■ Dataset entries
□ □ □ □

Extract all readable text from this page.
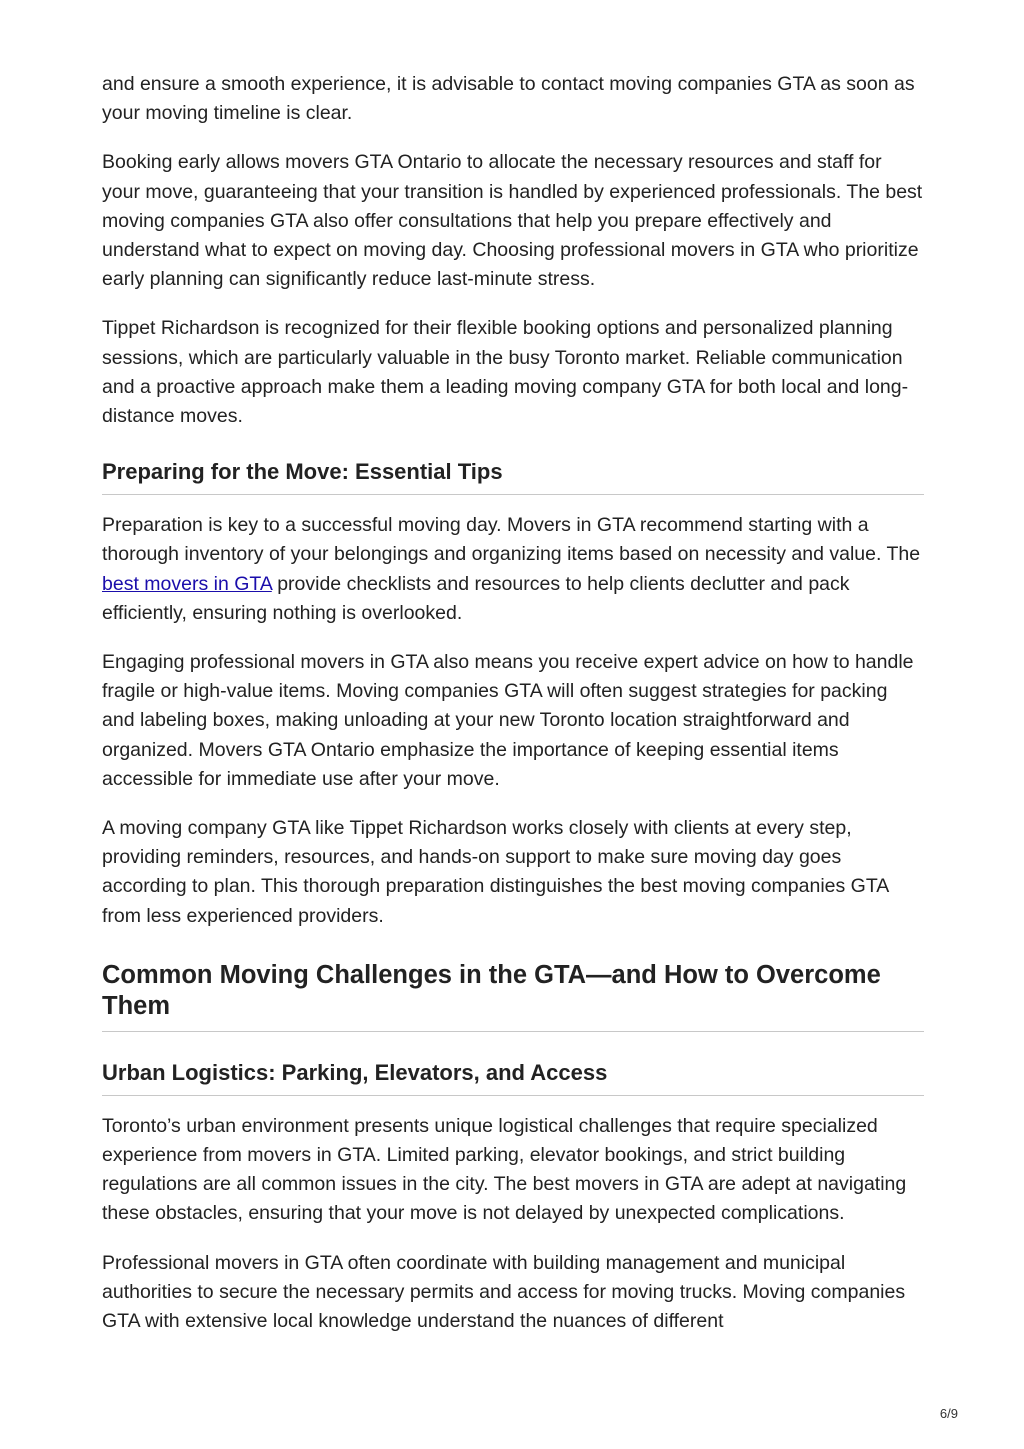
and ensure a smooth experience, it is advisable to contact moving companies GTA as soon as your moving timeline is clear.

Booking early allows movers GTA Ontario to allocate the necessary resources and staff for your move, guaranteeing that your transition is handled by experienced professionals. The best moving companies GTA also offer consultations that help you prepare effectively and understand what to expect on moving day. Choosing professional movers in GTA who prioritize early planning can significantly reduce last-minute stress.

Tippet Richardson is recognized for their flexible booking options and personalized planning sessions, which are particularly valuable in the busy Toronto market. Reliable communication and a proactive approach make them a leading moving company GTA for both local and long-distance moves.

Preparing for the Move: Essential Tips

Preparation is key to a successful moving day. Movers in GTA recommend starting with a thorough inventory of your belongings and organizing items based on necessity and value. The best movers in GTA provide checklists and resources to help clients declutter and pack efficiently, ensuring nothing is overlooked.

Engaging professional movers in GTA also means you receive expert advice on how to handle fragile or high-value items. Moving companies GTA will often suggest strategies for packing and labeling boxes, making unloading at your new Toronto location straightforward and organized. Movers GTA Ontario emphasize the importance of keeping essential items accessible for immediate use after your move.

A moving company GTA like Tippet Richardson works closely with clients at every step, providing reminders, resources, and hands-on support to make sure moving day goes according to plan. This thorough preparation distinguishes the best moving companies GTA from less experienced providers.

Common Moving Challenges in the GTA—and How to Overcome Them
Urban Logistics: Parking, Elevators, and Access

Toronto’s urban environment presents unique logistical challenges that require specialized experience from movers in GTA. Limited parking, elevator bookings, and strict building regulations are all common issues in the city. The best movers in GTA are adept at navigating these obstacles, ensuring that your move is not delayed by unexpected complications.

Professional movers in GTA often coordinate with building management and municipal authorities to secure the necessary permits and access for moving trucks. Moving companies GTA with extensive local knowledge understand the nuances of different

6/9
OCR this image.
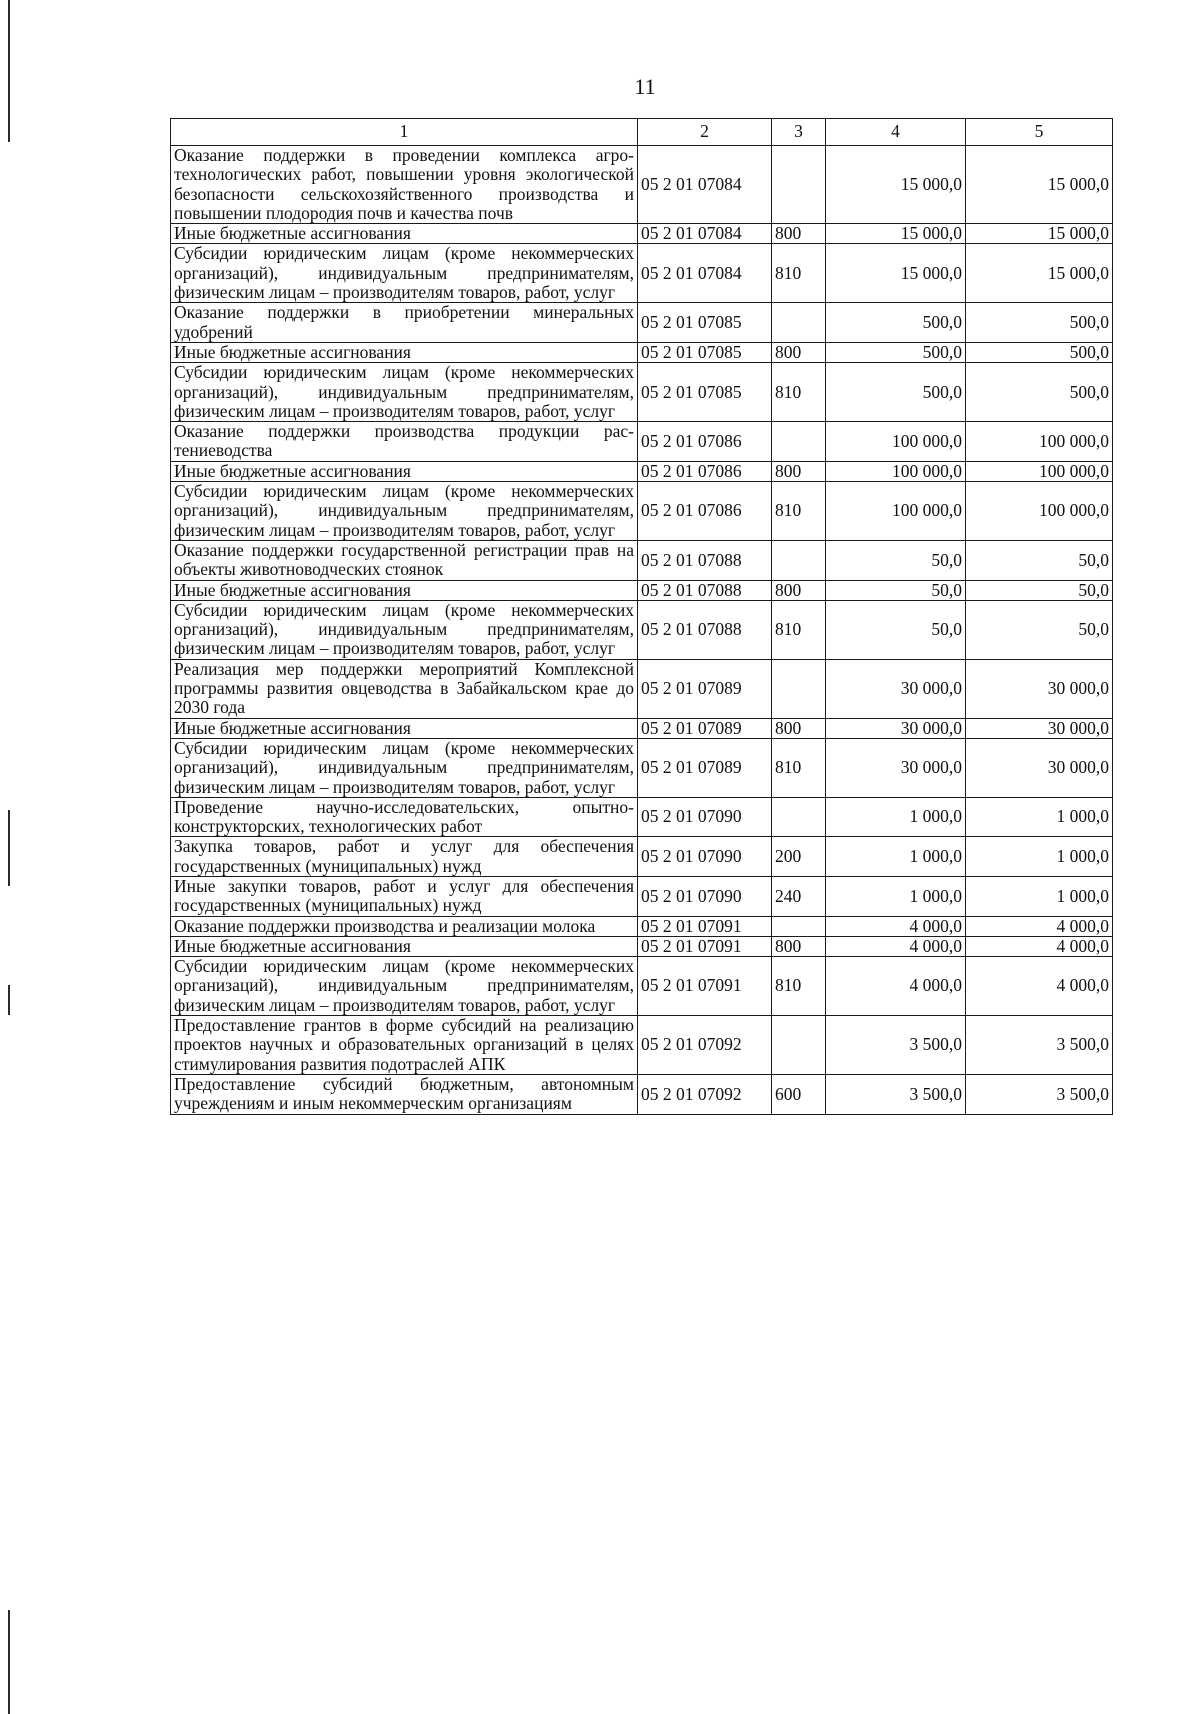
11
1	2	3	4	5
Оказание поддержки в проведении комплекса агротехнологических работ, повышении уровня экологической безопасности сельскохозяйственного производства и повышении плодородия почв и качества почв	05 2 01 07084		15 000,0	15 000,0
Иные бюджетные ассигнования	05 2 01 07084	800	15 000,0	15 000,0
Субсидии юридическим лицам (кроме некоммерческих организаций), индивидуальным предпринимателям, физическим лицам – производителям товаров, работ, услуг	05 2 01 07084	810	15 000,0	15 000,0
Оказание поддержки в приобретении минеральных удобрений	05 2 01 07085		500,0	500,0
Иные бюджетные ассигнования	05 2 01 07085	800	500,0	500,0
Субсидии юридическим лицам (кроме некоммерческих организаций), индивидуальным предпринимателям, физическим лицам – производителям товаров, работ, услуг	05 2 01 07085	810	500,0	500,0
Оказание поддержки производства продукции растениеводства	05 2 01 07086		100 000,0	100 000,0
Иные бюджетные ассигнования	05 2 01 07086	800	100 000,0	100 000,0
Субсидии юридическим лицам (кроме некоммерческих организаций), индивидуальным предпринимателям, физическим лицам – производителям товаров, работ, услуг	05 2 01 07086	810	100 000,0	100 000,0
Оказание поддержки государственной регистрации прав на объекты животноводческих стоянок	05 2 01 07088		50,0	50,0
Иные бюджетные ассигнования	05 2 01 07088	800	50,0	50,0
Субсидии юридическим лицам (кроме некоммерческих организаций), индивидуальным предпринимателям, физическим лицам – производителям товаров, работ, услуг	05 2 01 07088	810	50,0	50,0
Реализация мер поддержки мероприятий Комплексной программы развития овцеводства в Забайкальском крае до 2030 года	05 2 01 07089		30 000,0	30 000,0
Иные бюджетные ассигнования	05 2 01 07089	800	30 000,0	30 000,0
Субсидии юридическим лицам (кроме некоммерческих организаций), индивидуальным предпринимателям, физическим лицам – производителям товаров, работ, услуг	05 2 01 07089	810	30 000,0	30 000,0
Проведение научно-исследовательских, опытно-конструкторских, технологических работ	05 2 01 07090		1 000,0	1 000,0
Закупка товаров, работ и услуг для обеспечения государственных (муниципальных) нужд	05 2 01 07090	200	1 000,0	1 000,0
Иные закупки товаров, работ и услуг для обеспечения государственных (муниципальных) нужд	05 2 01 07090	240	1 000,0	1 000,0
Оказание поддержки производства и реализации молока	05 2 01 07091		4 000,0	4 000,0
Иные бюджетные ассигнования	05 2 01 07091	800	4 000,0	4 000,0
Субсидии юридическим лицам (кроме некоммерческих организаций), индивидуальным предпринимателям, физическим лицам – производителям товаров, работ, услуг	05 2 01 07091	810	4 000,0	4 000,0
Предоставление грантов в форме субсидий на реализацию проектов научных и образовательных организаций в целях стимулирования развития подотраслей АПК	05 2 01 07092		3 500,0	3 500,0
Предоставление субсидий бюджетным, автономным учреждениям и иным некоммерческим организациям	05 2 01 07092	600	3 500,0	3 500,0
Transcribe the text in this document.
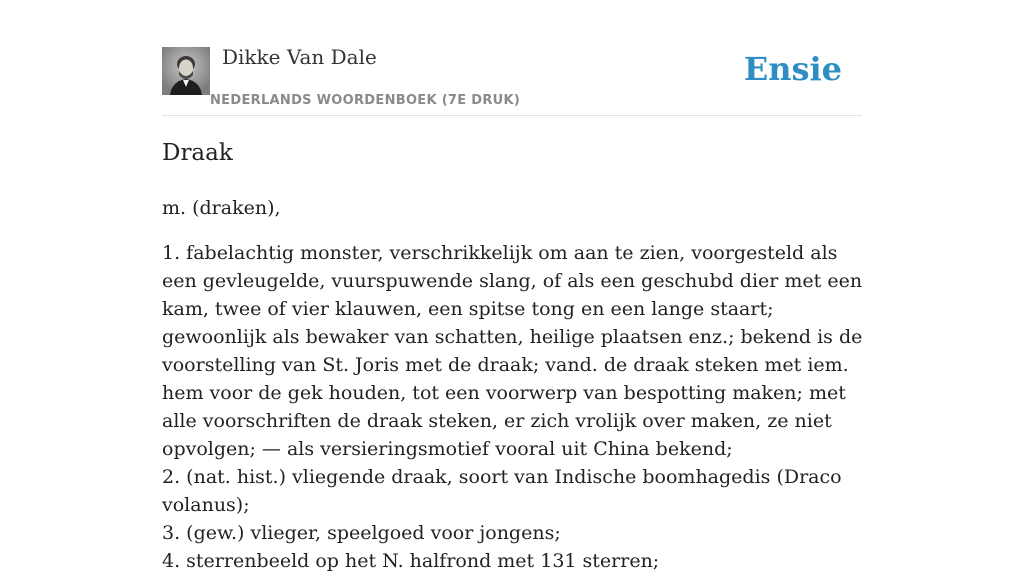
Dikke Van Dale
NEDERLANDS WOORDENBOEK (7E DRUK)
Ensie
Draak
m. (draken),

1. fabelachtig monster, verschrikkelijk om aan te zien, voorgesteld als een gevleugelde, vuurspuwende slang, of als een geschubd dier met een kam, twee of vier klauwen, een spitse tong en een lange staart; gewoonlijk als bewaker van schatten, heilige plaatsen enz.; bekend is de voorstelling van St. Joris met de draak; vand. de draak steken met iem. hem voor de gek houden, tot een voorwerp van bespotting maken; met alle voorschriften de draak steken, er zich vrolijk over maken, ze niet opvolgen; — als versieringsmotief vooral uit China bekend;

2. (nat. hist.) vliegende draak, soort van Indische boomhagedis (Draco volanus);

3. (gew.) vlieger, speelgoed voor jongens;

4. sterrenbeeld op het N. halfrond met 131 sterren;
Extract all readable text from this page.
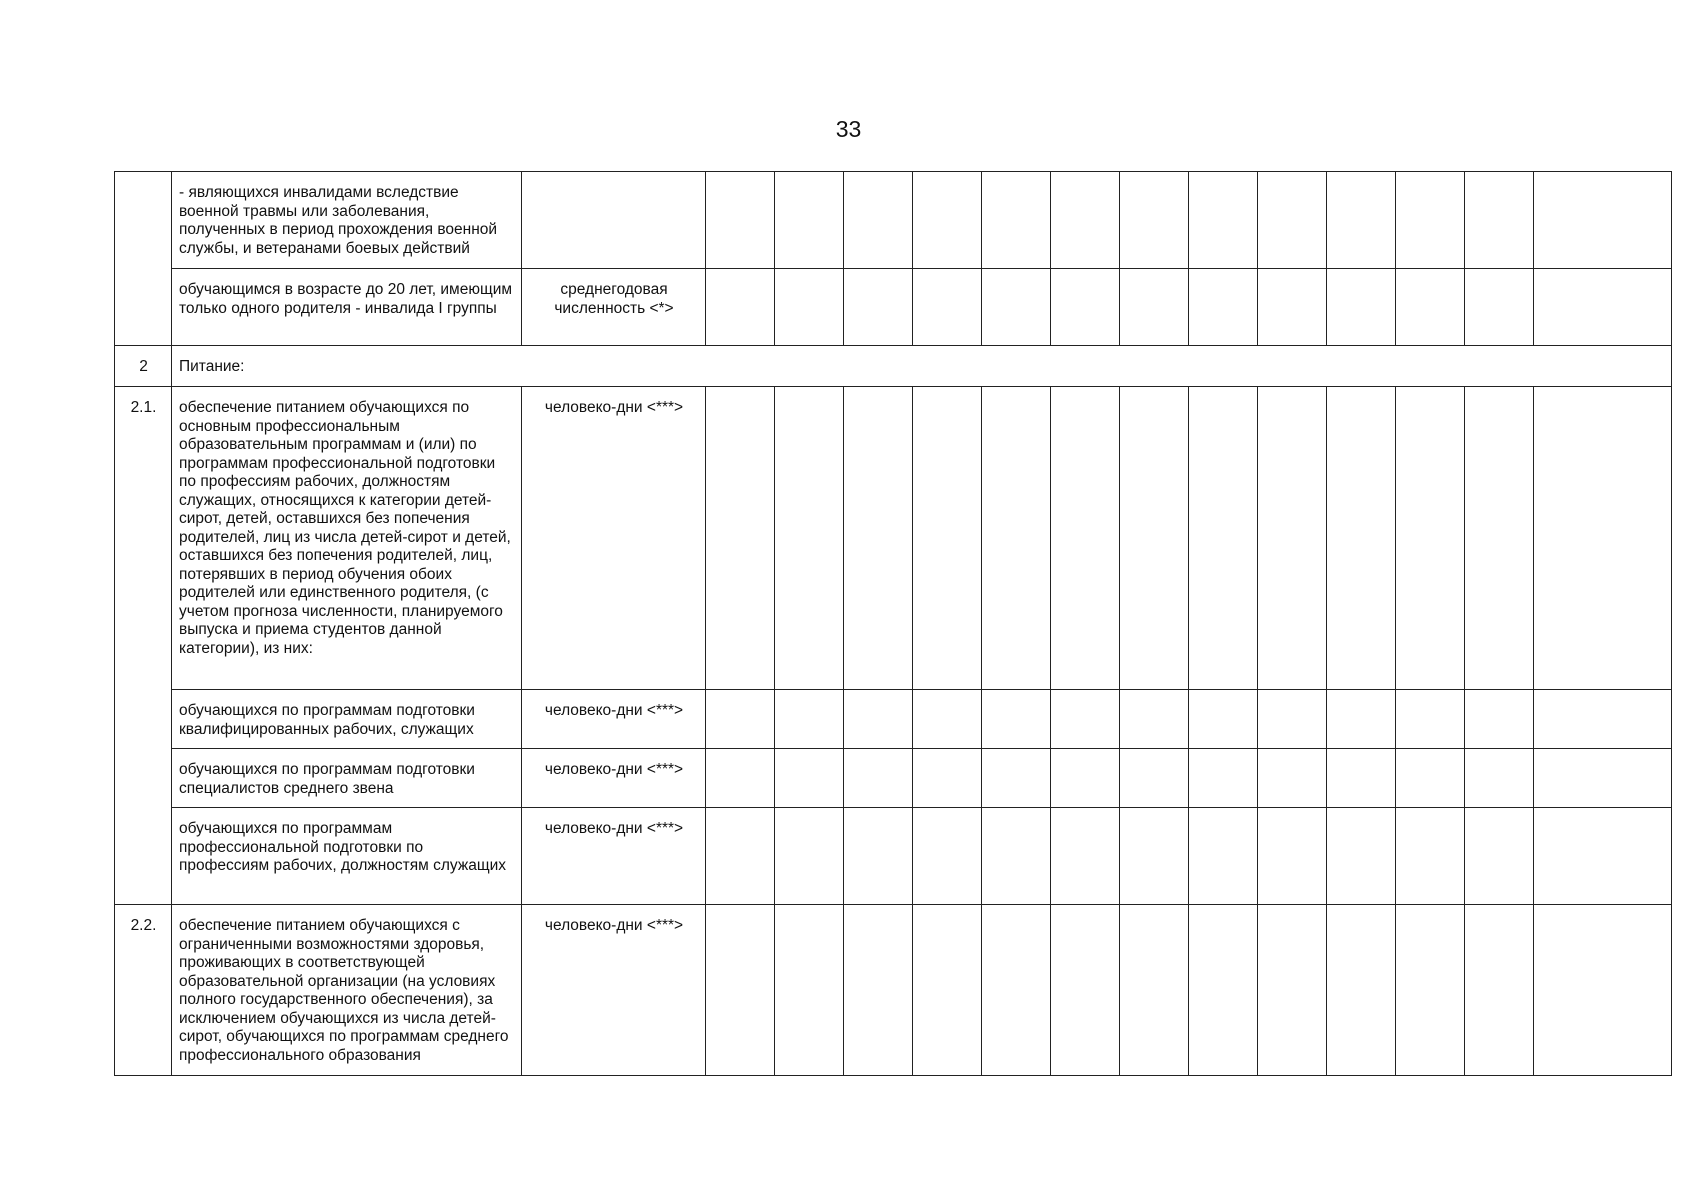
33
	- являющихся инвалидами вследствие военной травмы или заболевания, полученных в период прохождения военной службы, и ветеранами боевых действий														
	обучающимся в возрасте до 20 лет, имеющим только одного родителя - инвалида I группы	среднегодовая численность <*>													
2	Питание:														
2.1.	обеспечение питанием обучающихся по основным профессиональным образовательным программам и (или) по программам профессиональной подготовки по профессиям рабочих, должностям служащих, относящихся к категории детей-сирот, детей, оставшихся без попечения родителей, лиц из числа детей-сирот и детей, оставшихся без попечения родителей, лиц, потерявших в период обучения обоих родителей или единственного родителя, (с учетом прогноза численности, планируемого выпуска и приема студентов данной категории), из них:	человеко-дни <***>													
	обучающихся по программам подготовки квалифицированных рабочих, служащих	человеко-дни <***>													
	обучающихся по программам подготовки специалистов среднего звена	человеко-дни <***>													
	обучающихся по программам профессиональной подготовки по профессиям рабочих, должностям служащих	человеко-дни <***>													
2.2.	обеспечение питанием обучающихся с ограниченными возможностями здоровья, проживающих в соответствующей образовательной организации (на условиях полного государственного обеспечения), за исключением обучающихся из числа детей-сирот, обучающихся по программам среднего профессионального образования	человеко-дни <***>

□ □ □ □

■ Written exercise
Look through the material above. Copy each line where the word "clients" appears.

■ Exercise result
Preparation is key to a successful moving day. Movers in GTA recommend starting with a thorough inventory of your belongings and organizing items based on necessity and value. The best movers in GTA provide checklists and resources to help clients declutter and pack efficiently, ensuring nothing is overlooked.
A moving company GTA like Tippet Richardson works closely with clients at every step, providing reminders, resources, and hands-on support to make sure moving day goes according to plan. This thorough preparation distinguishes the best moving companies GTA from less experienced providers.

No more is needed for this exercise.